**Requirement:** Write out the line with "Read all visible content and emit it as JSON." and every later line through the end of the data below, exactly as given, with no pictures in the copy.

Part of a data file
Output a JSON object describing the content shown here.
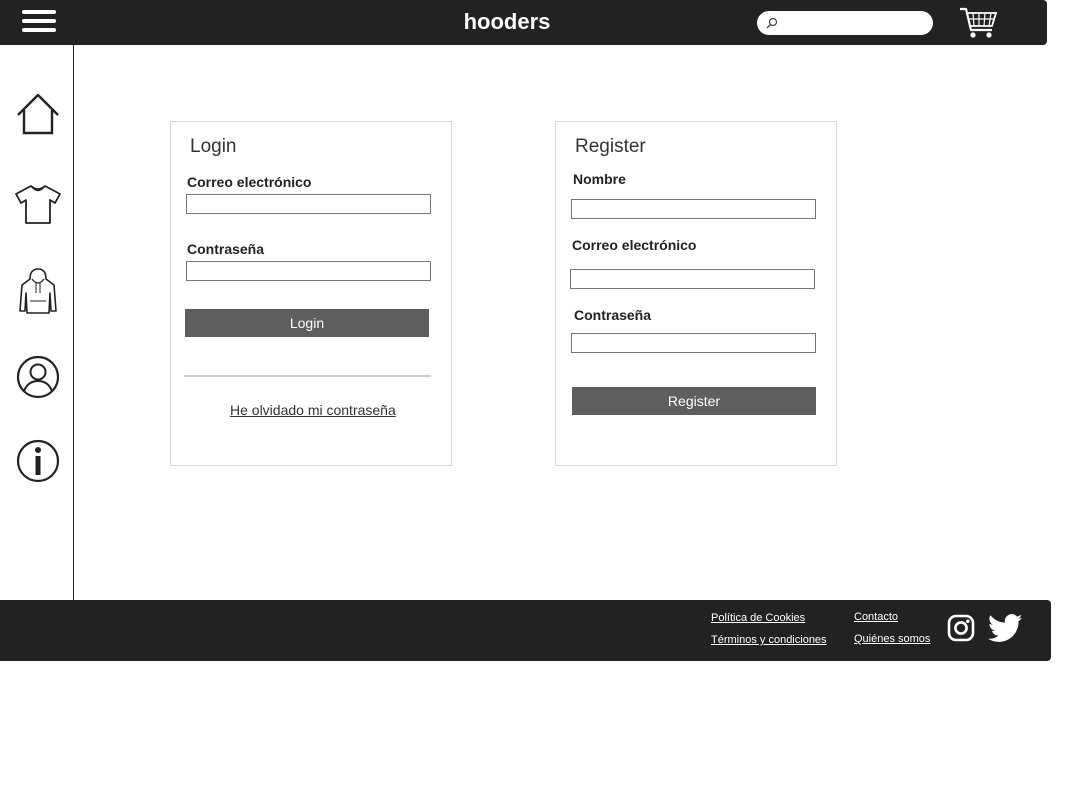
{
  "header": {
    "brand": "hooders",
    "search_placeholder": "",
    "icons": [
      "menu-icon",
      "search-icon",
      "cart-icon"
    ]
  },
  "sidebar": {
    "items": [
      {
        "name": "home",
        "icon": "home-icon"
      },
      {
        "name": "tshirts",
        "icon": "tshirt-icon"
      },
      {
        "name": "hoodies",
        "icon": "hoodie-icon"
      },
      {
        "name": "account",
        "icon": "user-icon"
      },
      {
        "name": "info",
        "icon": "info-icon"
      }
    ]
  },
  "login": {
    "title": "Login",
    "email_label": "Correo electrónico",
    "email_value": "",
    "password_label": "Contraseña",
    "password_value": "",
    "button": "Login",
    "forgot": "He olvidado mi contraseña"
  },
  "register": {
    "title": "Register",
    "name_label": "Nombre",
    "name_value": "",
    "email_label": "Correo electrónico",
    "email_value": "",
    "password_label": "Contraseña",
    "password_value": "",
    "button": "Register"
  },
  "footer": {
    "links": {
      "cookies": "Política de Cookies ",
      "terms": "Términos y condiciones",
      "contact": "Contacto",
      "about": "Quiénes somos"
    },
    "social": [
      "instagram-icon",
      "twitter-icon"
    ]
  },
  "colors": {
    "bar": "#222222",
    "button": "#5e5e5e",
    "card_border": "#d6d6d6"
  }
}
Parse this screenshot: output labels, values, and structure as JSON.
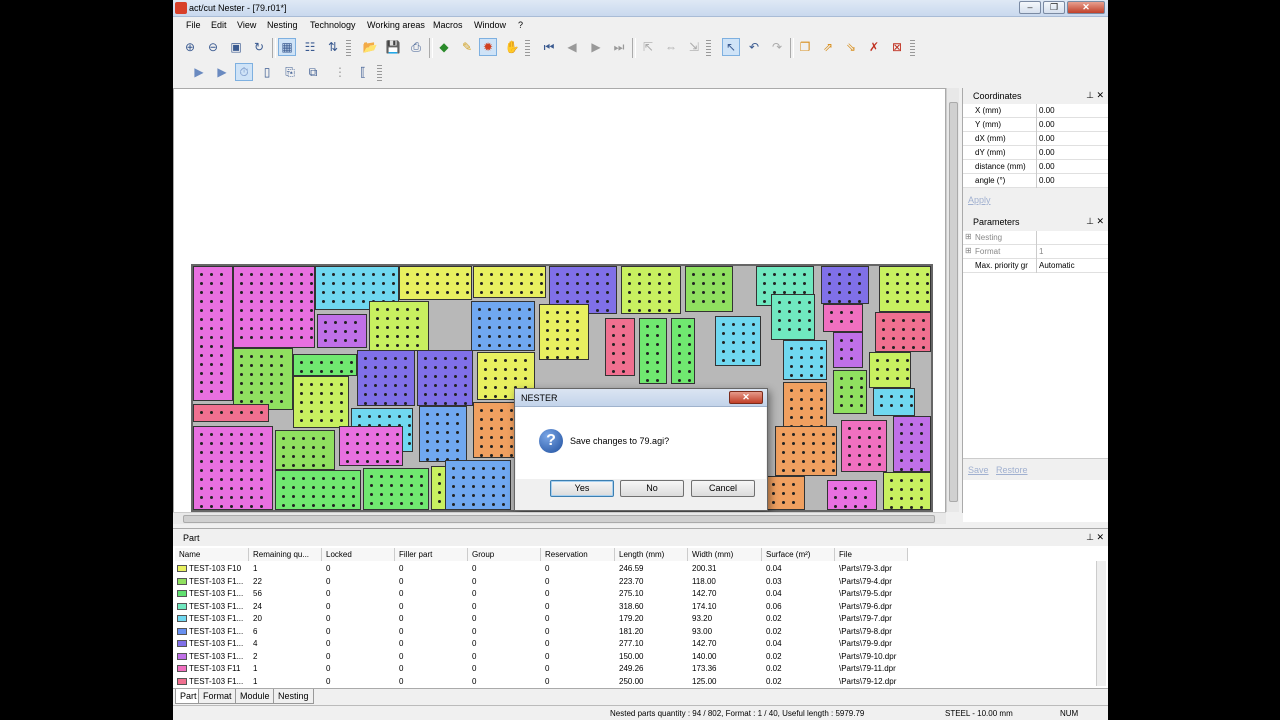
{
  "window": {
    "title": "act/cut Nester - [79.r01*]"
  },
  "menu": [
    "File",
    "Edit",
    "View",
    "Nesting",
    "Technology",
    "Working areas",
    "Macros",
    "Window",
    "?"
  ],
  "dialog": {
    "title": "NESTER",
    "message": "Save changes to 79.agi?",
    "buttons": {
      "yes": "Yes",
      "no": "No",
      "cancel": "Cancel"
    }
  },
  "coordinates": {
    "title": "Coordinates",
    "rows": [
      {
        "label": "X (mm)",
        "value": "0.00"
      },
      {
        "label": "Y (mm)",
        "value": "0.00"
      },
      {
        "label": "dX (mm)",
        "value": "0.00"
      },
      {
        "label": "dY (mm)",
        "value": "0.00"
      },
      {
        "label": "distance (mm)",
        "value": "0.00"
      },
      {
        "label": "angle (°)",
        "value": "0.00"
      }
    ],
    "apply_label": "Apply"
  },
  "parameters": {
    "title": "Parameters",
    "rows": [
      {
        "label": "Nesting",
        "value": ""
      },
      {
        "label": "Format",
        "value": "1"
      },
      {
        "label": "Max. priority gr",
        "value": "Automatic"
      }
    ],
    "save_label": "Save",
    "restore_label": "Restore"
  },
  "part_panel": {
    "title": "Part",
    "columns": [
      "Name",
      "Remaining qu...",
      "Locked",
      "Filler part",
      "Group",
      "Reservation",
      "Length (mm)",
      "Width (mm)",
      "Surface (m²)",
      "File"
    ],
    "rows": [
      {
        "name": "TEST-103 F10",
        "remaining": "1",
        "locked": "0",
        "filler": "0",
        "group": "0",
        "reservation": "0",
        "length": "246.59",
        "width": "200.31",
        "surface": "0.04",
        "file": "\\Parts\\79-3.dpr",
        "color": "#e8f060"
      },
      {
        "name": "TEST-103 F1...",
        "remaining": "22",
        "locked": "0",
        "filler": "0",
        "group": "0",
        "reservation": "0",
        "length": "223.70",
        "width": "118.00",
        "surface": "0.03",
        "file": "\\Parts\\79-4.dpr",
        "color": "#90e060"
      },
      {
        "name": "TEST-103 F1...",
        "remaining": "56",
        "locked": "0",
        "filler": "0",
        "group": "0",
        "reservation": "0",
        "length": "275.10",
        "width": "142.70",
        "surface": "0.04",
        "file": "\\Parts\\79-5.dpr",
        "color": "#60e070"
      },
      {
        "name": "TEST-103 F1...",
        "remaining": "24",
        "locked": "0",
        "filler": "0",
        "group": "0",
        "reservation": "0",
        "length": "318.60",
        "width": "174.10",
        "surface": "0.06",
        "file": "\\Parts\\79-6.dpr",
        "color": "#70e8c0"
      },
      {
        "name": "TEST-103 F1...",
        "remaining": "20",
        "locked": "0",
        "filler": "0",
        "group": "0",
        "reservation": "0",
        "length": "179.20",
        "width": "93.20",
        "surface": "0.02",
        "file": "\\Parts\\79-7.dpr",
        "color": "#70d8f0"
      },
      {
        "name": "TEST-103 F1...",
        "remaining": "6",
        "locked": "0",
        "filler": "0",
        "group": "0",
        "reservation": "0",
        "length": "181.20",
        "width": "93.00",
        "surface": "0.02",
        "file": "\\Parts\\79-8.dpr",
        "color": "#6890f0"
      },
      {
        "name": "TEST-103 F1...",
        "remaining": "4",
        "locked": "0",
        "filler": "0",
        "group": "0",
        "reservation": "0",
        "length": "277.10",
        "width": "142.70",
        "surface": "0.04",
        "file": "\\Parts\\79-9.dpr",
        "color": "#8070e8"
      },
      {
        "name": "TEST-103 F1...",
        "remaining": "2",
        "locked": "0",
        "filler": "0",
        "group": "0",
        "reservation": "0",
        "length": "150.00",
        "width": "140.00",
        "surface": "0.02",
        "file": "\\Parts\\79-10.dpr",
        "color": "#c070e8"
      },
      {
        "name": "TEST-103 F11",
        "remaining": "1",
        "locked": "0",
        "filler": "0",
        "group": "0",
        "reservation": "0",
        "length": "249.26",
        "width": "173.36",
        "surface": "0.02",
        "file": "\\Parts\\79-11.dpr",
        "color": "#f070c0"
      },
      {
        "name": "TEST-103 F1...",
        "remaining": "1",
        "locked": "0",
        "filler": "0",
        "group": "0",
        "reservation": "0",
        "length": "250.00",
        "width": "125.00",
        "surface": "0.02",
        "file": "\\Parts\\79-12.dpr",
        "color": "#f07090"
      }
    ]
  },
  "bottom_tabs": [
    "Part",
    "Format",
    "Module",
    "Nesting"
  ],
  "status": {
    "nested": "Nested parts quantity : 94 / 802, Format : 1 / 40, Useful length : 5979.79",
    "material": "STEEL - 10.00 mm",
    "num": "NUM"
  },
  "toolbar_icons": [
    "zoom-in-icon",
    "zoom-out-icon",
    "zoom-fit-icon",
    "refresh-icon",
    "grid-icon",
    "tree-icon",
    "sort-icon",
    "open-icon",
    "save-icon",
    "print-icon",
    "nest-icon",
    "edit-part-icon",
    "auto-nest-icon",
    "manual-nest-icon",
    "first-icon",
    "prev-icon",
    "next-icon",
    "last-icon",
    "move-icon",
    "select-icon",
    "undo-icon",
    "redo-icon",
    "copy-icon",
    "export-icon",
    "import-icon",
    "delete-icon",
    "close-part-icon"
  ]
}
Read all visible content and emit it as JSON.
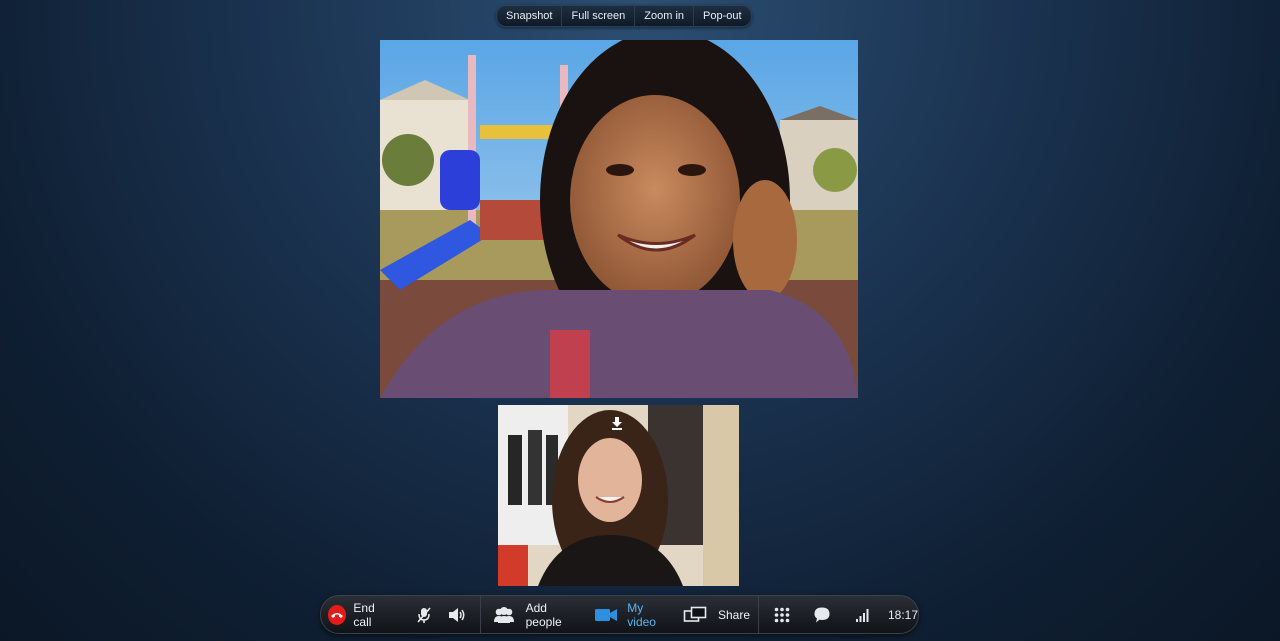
{
  "top_toolbar": {
    "snapshot": "Snapshot",
    "full_screen": "Full screen",
    "zoom_in": "Zoom in",
    "pop_out": "Pop-out"
  },
  "call_bar": {
    "end_call": "End call",
    "add_people": "Add people",
    "my_video": "My video",
    "share": "Share",
    "time": "18:17"
  },
  "colors": {
    "end_call_red": "#e21b1b",
    "my_video_blue": "#5fb3f0",
    "background": "#1d3756"
  },
  "icons": {
    "end_call": "phone-hangup-icon",
    "mute": "mic-muted-icon",
    "speaker": "speaker-icon",
    "add_people": "people-icon",
    "my_video": "video-camera-icon",
    "share": "screen-share-icon",
    "dialpad": "dialpad-icon",
    "chat": "chat-bubble-icon",
    "signal": "signal-strength-icon",
    "download": "download-icon"
  }
}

**Written reply:**
Read all visible content and emit it as JSON.
{
  "top_toolbar": {
    "snapshot": "Snapshot",
    "full_screen": "Full screen",
    "zoom_in": "Zoom in",
    "pop_out": "Pop-out"
  },
  "call_bar": {
    "end_call": "End call",
    "add_people": "Add people",
    "my_video": "My video",
    "share": "Share",
    "time": "18:17"
  },
  "colors": {
    "end_call_red": "#e21b1b",
    "my_video_blue": "#5fb3f0",
    "background": "#1d3756"
  },
  "icons": {
    "end_call": "phone-hangup-icon",
    "mute": "mic-muted-icon",
    "speaker": "speaker-icon",
    "add_people": "people-icon",
    "my_video": "video-camera-icon",
    "share": "screen-share-icon",
    "dialpad": "dialpad-icon",
    "chat": "chat-bubble-icon",
    "signal": "signal-strength-icon",
    "download": "download-icon"
  }
}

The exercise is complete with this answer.